# [TASK GOAL]
Reproduce each line that includes the word "background".

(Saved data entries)
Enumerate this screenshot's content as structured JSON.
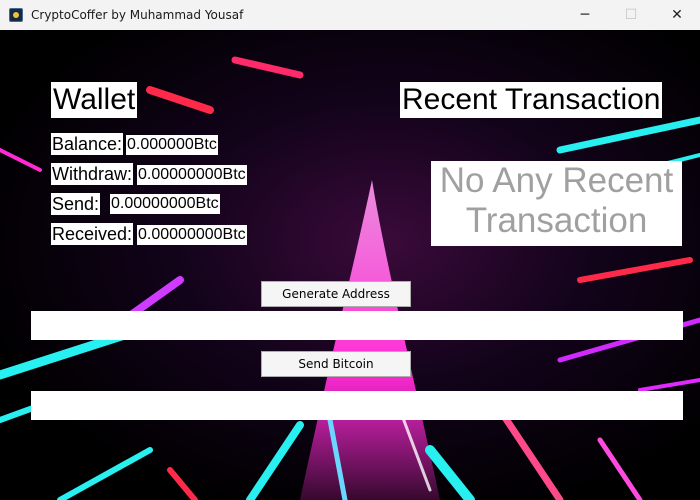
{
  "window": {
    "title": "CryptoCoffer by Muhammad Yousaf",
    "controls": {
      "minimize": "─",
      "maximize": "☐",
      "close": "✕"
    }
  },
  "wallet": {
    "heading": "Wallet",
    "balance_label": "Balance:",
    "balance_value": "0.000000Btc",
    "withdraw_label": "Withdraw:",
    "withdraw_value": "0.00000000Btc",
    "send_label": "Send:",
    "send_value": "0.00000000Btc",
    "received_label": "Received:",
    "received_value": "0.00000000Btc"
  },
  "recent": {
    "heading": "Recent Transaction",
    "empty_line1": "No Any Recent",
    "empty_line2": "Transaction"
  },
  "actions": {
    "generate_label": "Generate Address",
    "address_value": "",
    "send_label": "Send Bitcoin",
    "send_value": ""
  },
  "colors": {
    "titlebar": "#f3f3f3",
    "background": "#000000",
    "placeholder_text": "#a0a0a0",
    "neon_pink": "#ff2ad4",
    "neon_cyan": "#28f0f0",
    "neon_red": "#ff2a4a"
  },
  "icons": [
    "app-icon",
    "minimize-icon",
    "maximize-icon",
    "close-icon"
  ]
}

* * *

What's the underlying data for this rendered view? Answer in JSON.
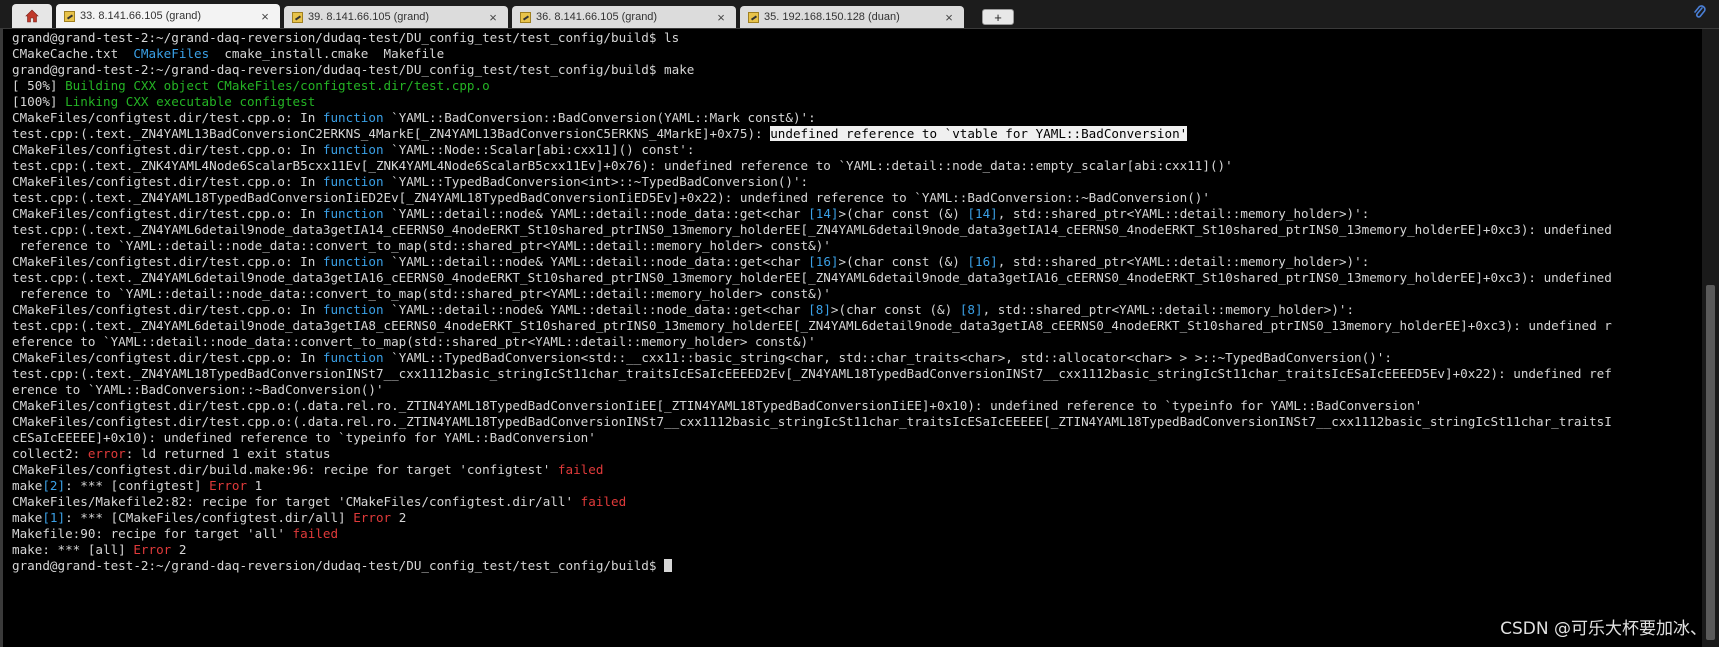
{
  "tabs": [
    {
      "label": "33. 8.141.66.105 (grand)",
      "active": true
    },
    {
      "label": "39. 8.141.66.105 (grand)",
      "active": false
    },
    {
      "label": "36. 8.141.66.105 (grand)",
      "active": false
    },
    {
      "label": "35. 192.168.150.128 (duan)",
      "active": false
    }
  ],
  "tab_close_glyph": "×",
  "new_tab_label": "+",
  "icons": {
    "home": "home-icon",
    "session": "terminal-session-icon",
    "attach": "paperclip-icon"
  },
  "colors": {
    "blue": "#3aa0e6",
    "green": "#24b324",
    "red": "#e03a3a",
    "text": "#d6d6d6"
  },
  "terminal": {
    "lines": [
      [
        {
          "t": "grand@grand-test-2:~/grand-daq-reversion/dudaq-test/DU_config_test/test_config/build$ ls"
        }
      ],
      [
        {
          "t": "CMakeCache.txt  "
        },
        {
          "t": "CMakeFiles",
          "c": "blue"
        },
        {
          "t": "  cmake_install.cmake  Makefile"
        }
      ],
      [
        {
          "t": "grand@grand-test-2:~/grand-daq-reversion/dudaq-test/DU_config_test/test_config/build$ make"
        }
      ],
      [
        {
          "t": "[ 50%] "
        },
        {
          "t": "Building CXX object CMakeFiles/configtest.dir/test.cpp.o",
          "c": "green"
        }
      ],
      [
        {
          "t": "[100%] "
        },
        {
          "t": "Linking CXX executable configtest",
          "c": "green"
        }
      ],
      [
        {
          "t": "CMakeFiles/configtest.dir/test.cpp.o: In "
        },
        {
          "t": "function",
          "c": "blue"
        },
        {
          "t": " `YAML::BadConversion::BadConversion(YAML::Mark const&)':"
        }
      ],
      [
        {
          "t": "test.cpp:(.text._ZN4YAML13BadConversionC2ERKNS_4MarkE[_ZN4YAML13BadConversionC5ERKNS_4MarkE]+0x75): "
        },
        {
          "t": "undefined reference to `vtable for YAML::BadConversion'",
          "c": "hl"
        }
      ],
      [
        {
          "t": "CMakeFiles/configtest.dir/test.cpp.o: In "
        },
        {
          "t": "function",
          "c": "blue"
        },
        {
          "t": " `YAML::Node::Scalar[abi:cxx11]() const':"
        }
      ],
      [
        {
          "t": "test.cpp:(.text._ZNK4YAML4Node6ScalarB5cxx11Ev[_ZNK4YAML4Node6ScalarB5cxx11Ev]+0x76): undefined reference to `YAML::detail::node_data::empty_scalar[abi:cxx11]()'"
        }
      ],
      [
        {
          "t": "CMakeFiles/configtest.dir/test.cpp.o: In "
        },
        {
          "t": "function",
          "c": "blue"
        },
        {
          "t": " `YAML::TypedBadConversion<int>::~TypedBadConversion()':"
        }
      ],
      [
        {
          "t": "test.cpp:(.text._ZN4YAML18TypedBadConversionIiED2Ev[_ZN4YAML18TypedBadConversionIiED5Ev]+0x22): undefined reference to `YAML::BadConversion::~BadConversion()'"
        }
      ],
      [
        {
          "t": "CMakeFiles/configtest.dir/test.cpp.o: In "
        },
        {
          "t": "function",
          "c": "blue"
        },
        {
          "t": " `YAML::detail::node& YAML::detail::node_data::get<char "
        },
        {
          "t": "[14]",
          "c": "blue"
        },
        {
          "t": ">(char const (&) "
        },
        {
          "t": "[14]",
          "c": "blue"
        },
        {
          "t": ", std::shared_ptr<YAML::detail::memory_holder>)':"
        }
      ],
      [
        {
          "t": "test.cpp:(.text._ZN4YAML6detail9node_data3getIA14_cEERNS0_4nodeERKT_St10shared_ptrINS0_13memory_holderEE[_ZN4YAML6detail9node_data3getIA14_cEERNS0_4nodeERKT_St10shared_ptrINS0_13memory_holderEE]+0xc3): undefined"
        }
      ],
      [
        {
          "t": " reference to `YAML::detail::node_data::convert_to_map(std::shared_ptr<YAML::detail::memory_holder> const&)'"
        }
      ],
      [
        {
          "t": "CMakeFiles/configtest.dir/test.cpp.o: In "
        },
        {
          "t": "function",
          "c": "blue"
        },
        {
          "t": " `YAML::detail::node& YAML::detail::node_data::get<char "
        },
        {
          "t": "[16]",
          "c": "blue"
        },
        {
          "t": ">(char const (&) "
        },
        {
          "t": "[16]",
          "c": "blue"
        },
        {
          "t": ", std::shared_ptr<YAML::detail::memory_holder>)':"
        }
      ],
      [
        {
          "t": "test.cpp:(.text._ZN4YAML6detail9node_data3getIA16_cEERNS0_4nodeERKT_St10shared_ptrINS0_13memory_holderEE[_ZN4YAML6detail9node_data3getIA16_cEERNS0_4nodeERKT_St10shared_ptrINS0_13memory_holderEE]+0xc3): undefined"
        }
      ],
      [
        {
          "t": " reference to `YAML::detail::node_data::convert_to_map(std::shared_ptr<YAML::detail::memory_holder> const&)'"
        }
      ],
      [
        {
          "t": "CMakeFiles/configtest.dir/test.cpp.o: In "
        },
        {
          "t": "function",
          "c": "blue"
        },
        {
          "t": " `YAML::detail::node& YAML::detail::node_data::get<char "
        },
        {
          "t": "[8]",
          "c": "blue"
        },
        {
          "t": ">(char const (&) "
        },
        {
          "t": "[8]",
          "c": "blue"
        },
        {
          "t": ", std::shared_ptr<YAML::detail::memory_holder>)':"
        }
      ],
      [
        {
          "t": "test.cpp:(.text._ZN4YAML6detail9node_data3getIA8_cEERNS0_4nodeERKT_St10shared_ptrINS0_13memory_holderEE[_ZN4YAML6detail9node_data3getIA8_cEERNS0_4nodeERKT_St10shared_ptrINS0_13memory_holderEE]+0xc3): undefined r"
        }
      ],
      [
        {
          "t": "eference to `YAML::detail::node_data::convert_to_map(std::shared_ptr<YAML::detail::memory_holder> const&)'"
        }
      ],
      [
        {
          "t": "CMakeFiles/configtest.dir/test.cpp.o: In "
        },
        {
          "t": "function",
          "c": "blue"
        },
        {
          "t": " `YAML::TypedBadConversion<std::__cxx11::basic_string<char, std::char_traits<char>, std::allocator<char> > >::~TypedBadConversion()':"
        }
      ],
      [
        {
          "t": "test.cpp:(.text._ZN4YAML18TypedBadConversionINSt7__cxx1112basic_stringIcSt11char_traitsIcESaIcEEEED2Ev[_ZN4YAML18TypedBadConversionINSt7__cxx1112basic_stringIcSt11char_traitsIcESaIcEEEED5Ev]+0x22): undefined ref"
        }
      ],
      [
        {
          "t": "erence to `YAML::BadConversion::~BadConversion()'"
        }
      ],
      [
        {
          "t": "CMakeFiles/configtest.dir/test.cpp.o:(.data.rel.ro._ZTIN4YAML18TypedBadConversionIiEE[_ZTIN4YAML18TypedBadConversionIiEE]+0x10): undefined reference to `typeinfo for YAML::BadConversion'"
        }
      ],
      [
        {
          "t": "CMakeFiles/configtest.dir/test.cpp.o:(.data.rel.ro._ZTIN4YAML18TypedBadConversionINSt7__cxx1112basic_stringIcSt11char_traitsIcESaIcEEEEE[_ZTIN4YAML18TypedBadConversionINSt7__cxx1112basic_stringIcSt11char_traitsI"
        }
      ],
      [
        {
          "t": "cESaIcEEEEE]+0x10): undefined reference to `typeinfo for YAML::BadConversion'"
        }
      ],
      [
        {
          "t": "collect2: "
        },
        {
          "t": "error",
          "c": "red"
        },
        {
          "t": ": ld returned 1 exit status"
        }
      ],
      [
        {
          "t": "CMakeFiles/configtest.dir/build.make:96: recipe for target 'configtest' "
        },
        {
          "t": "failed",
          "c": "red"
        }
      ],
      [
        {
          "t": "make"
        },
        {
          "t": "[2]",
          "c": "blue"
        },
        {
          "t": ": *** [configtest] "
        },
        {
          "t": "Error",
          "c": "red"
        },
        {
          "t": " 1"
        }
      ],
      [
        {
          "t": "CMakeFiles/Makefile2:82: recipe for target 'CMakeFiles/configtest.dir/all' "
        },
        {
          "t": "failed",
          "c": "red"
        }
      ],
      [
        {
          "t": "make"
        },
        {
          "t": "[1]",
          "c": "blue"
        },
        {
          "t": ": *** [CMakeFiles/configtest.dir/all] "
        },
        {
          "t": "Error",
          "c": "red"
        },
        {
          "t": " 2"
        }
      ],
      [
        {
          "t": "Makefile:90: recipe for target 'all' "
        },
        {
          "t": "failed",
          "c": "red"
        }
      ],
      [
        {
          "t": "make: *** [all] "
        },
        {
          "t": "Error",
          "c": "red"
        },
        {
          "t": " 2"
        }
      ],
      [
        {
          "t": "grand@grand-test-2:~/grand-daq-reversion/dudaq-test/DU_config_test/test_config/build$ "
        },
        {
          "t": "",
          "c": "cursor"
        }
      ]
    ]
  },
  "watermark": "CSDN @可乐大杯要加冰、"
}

---

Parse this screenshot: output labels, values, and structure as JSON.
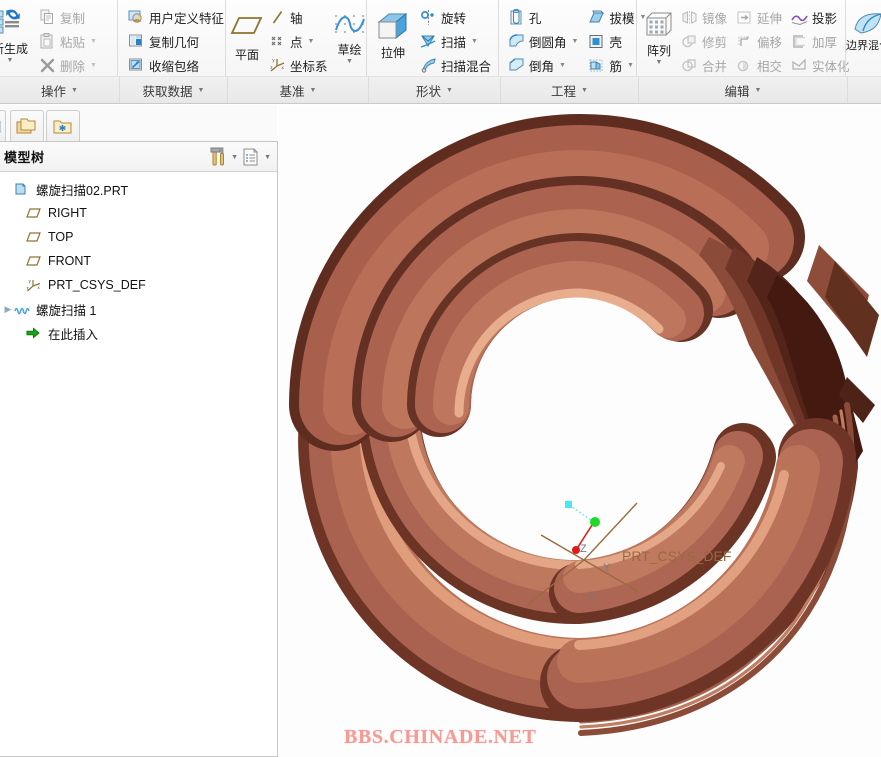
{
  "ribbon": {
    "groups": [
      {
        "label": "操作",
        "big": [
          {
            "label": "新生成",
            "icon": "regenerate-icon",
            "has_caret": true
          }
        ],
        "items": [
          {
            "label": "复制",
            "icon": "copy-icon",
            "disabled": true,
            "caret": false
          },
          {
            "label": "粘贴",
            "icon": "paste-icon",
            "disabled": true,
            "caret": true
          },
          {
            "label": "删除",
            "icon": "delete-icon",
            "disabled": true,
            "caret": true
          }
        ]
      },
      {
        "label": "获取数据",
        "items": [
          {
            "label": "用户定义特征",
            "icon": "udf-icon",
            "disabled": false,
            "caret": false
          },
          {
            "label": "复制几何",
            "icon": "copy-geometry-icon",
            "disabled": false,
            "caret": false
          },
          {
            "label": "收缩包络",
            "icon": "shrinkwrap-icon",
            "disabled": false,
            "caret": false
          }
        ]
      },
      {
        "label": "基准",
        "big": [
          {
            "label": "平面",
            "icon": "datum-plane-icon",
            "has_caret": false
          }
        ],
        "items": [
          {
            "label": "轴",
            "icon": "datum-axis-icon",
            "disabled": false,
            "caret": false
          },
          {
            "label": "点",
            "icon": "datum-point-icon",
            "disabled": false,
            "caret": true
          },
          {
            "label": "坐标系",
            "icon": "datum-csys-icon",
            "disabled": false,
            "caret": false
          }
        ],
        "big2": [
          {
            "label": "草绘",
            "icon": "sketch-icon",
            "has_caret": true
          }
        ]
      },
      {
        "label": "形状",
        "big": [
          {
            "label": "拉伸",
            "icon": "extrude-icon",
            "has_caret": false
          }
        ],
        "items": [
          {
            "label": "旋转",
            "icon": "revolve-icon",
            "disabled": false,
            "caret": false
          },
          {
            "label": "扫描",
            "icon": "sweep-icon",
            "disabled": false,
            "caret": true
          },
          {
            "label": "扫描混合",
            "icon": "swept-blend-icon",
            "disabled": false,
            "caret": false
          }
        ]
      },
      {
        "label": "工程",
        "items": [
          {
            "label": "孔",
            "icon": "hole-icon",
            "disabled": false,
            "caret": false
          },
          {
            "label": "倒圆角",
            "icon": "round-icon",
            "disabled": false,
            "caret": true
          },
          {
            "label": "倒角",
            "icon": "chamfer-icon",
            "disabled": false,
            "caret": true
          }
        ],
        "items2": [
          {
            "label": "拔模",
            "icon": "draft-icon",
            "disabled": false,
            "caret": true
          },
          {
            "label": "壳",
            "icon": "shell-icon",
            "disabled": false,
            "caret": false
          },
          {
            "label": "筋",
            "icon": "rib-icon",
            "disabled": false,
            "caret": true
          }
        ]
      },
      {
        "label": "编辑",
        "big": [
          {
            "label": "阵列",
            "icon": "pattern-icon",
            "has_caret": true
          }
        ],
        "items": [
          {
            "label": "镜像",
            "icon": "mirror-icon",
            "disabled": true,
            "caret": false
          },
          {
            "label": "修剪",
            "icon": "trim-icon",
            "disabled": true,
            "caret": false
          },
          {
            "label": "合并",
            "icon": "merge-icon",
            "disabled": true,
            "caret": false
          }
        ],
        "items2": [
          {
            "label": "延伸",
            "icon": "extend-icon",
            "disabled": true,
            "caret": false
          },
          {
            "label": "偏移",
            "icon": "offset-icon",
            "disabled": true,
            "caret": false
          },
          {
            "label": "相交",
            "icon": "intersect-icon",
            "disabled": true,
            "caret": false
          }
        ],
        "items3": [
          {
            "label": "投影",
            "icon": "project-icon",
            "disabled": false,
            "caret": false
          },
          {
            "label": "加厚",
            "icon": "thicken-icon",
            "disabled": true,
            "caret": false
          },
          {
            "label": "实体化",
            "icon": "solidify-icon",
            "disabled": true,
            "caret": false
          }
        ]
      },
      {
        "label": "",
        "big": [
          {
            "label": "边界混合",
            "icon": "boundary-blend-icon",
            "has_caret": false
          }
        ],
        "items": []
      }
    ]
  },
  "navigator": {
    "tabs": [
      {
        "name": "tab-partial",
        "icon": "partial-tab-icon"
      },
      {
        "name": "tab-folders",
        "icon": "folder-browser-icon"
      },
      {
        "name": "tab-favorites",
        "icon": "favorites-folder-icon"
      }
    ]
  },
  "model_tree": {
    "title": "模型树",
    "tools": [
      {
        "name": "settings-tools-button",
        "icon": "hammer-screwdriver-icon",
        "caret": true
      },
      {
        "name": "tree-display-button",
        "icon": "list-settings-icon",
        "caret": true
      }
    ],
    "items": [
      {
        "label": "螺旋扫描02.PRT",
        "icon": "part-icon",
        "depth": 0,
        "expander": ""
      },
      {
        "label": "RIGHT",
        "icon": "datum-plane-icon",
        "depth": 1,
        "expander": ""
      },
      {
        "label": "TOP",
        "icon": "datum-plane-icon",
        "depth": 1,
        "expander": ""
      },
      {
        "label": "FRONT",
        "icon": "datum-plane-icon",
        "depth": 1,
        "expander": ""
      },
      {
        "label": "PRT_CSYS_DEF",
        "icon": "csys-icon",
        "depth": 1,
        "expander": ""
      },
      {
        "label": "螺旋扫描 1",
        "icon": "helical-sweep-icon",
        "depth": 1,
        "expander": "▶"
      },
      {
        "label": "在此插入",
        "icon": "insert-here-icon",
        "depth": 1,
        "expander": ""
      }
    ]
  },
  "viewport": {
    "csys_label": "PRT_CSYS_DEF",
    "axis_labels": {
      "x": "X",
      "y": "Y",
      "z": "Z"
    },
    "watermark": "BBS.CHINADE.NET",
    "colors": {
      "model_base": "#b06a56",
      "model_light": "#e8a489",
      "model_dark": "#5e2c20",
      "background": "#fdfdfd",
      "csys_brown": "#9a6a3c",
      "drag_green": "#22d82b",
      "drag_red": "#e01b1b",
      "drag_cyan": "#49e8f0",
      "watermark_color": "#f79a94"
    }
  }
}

# [RESULT]
    "background": "#000000",
      "background": "#fdfdfd",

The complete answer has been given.